[START Material supplied]
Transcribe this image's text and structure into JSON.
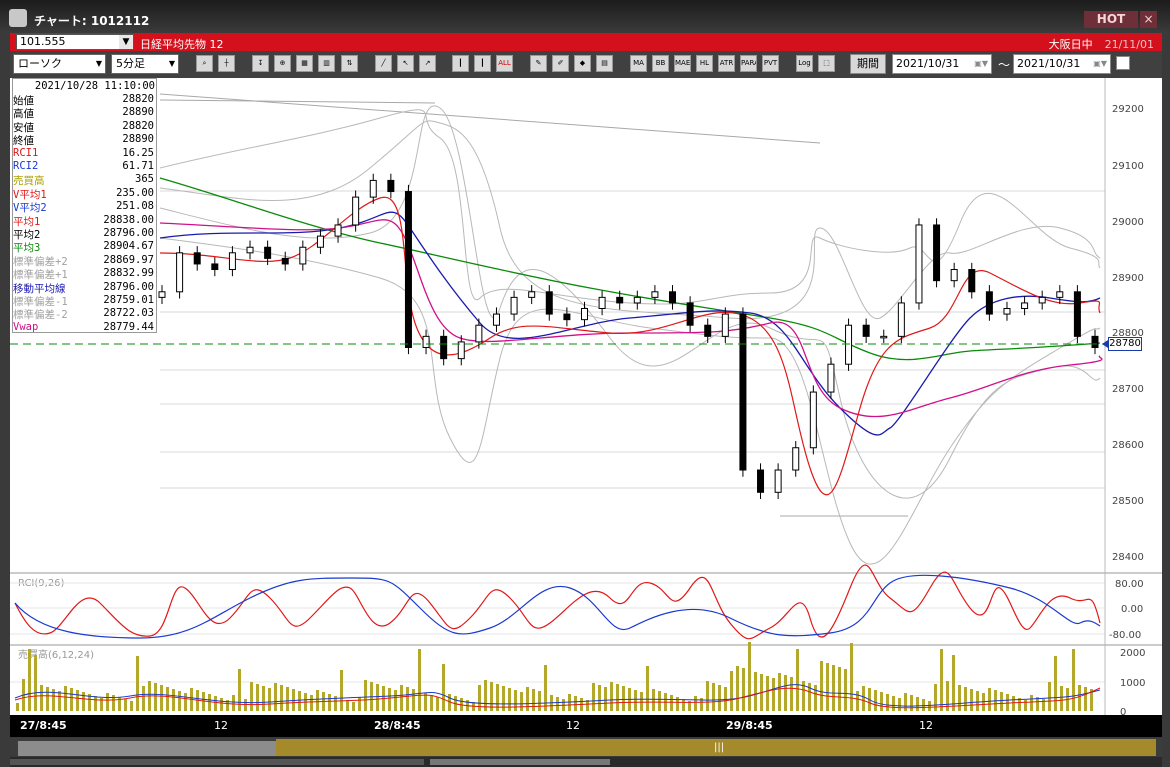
{
  "window": {
    "title": "チャート: 1012112",
    "hot_label": "HOT",
    "close_label": "×"
  },
  "symbol_bar": {
    "code_value": "101.555",
    "symbol_name": "日経平均先物 12",
    "session": "大阪日中",
    "date": "21/11/01"
  },
  "toolbar": {
    "chart_type": "ローソク",
    "timeframe": "5分足",
    "buttons": [
      "search-icon",
      "crosshair-icon",
      "tool-icon",
      "zoom-icon",
      "grid-icon",
      "bars-icon",
      "compare-icon",
      "line-icon",
      "cursor-icon",
      "arrow-icon",
      "candle-icon",
      "candle2-icon",
      "all-icon",
      "draw-icon",
      "pencil-icon",
      "color-icon",
      "indicator-icon",
      "MA",
      "BB",
      "MAE",
      "HL",
      "ATR",
      "PARA",
      "PVT",
      "Log",
      "export-icon"
    ],
    "all_label": "ALL",
    "ma_label": "MA",
    "bb_label": "BB",
    "mae_label": "MAE",
    "hl_label": "HL",
    "atr_label": "ATR",
    "para_label": "PARA",
    "pvt_label": "PVT",
    "log_label": "Log",
    "period_label": "期間",
    "date_from": "2021/10/31",
    "date_to": "2021/10/31",
    "tilde": "～"
  },
  "info_panel": {
    "timestamp": "2021/10/28 11:10:00",
    "rows": [
      {
        "label": "始値",
        "value": "28820",
        "color": "#000000"
      },
      {
        "label": "高値",
        "value": "28890",
        "color": "#000000"
      },
      {
        "label": "安値",
        "value": "28820",
        "color": "#000000"
      },
      {
        "label": "終値",
        "value": "28890",
        "color": "#000000"
      },
      {
        "label": "RCI1",
        "value": "16.25",
        "color": "#e01818"
      },
      {
        "label": "RCI2",
        "value": "61.71",
        "color": "#1a3ad0"
      },
      {
        "label": "売買高",
        "value": "365",
        "color": "#a8a000"
      },
      {
        "label": "V平均1",
        "value": "235.00",
        "color": "#e01818"
      },
      {
        "label": "V平均2",
        "value": "251.08",
        "color": "#1a3ad0"
      },
      {
        "label": "平均1",
        "value": "28838.00",
        "color": "#e01818"
      },
      {
        "label": "平均2",
        "value": "28796.00",
        "color": "#000000"
      },
      {
        "label": "平均3",
        "value": "28904.67",
        "color": "#0a8a0a"
      },
      {
        "label": "標準偏差+2",
        "value": "28869.97",
        "color": "#a0a0a0"
      },
      {
        "label": "標準偏差+1",
        "value": "28832.99",
        "color": "#a0a0a0"
      },
      {
        "label": "移動平均線",
        "value": "28796.00",
        "color": "#1a1ab0"
      },
      {
        "label": "標準偏差-1",
        "value": "28759.01",
        "color": "#a0a0a0"
      },
      {
        "label": "標準偏差-2",
        "value": "28722.03",
        "color": "#a0a0a0"
      },
      {
        "label": "Vwap",
        "value": "28779.44",
        "color": "#d0108a"
      }
    ]
  },
  "price_axis": {
    "ticks": [
      "29200",
      "29100",
      "29000",
      "28900",
      "28800",
      "28700",
      "28600",
      "28500",
      "28400"
    ],
    "current_price": "28780"
  },
  "rci_panel": {
    "label": "RCI(9,26)",
    "ticks": [
      "80.00",
      "0.00",
      "-80.00"
    ]
  },
  "volume_panel": {
    "label": "売買高(6,12,24)",
    "ticks": [
      "2000",
      "1000",
      "0"
    ]
  },
  "time_axis": {
    "labels": [
      "27/8:45",
      "12",
      "28/8:45",
      "12",
      "29/8:45",
      "12"
    ]
  },
  "chart_data": {
    "type": "candlestick",
    "symbol": "日経平均先物 12",
    "interval": "5分足",
    "y_range": [
      28400,
      29250
    ],
    "series_colors": {
      "avg1": "#e01818",
      "avg2": "#1a1ab0",
      "avg3": "#0a8a0a",
      "vwap": "#d0108a",
      "bands": "#a0a0a0"
    },
    "close_points": [
      28880,
      28950,
      28930,
      28920,
      28950,
      28960,
      28940,
      28930,
      28960,
      28980,
      29000,
      29050,
      29080,
      29060,
      28780,
      28800,
      28760,
      28790,
      28820,
      28840,
      28870,
      28880,
      28840,
      28830,
      28850,
      28870,
      28860,
      28870,
      28880,
      28860,
      28820,
      28800,
      28840,
      28560,
      28520,
      28560,
      28600,
      28700,
      28750,
      28820,
      28800,
      28800,
      28860,
      29000,
      28900,
      28920,
      28880,
      28840,
      28850,
      28860,
      28870,
      28880,
      28800,
      28780
    ],
    "current_price": 28780
  }
}
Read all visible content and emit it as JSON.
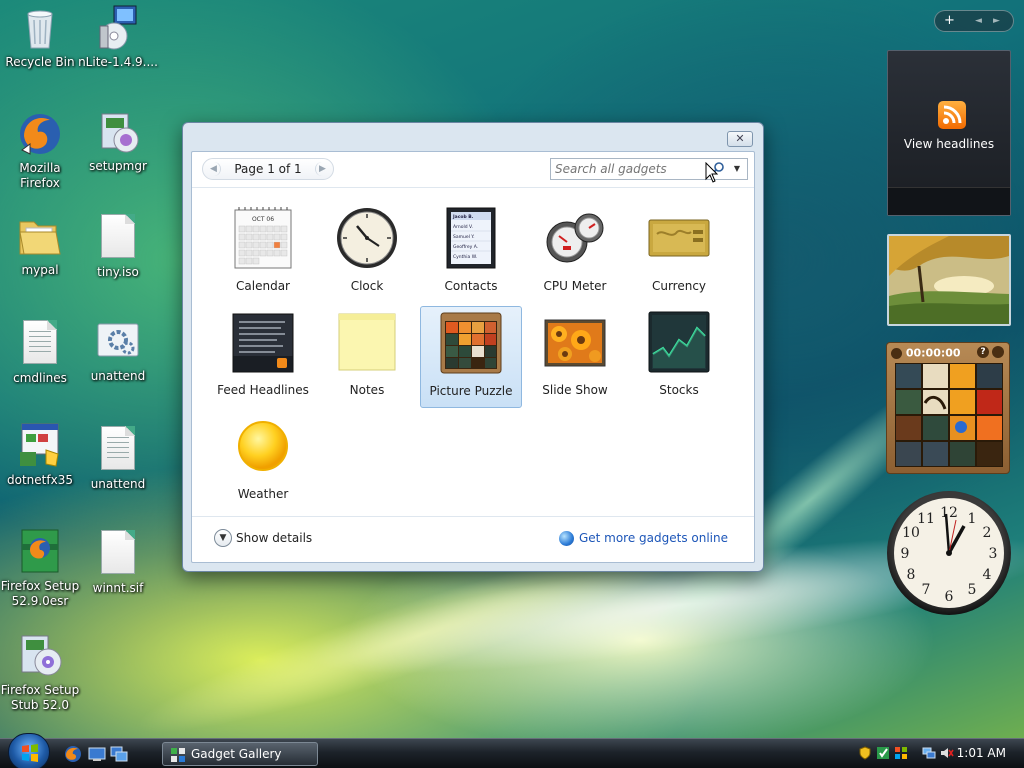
[END Material supplied]
Find each line holding the word "日経平均先物" and copy it.

Task result:
    "symbol_name": "日経平均先物 12",
    "symbol": "日経平均先物 12",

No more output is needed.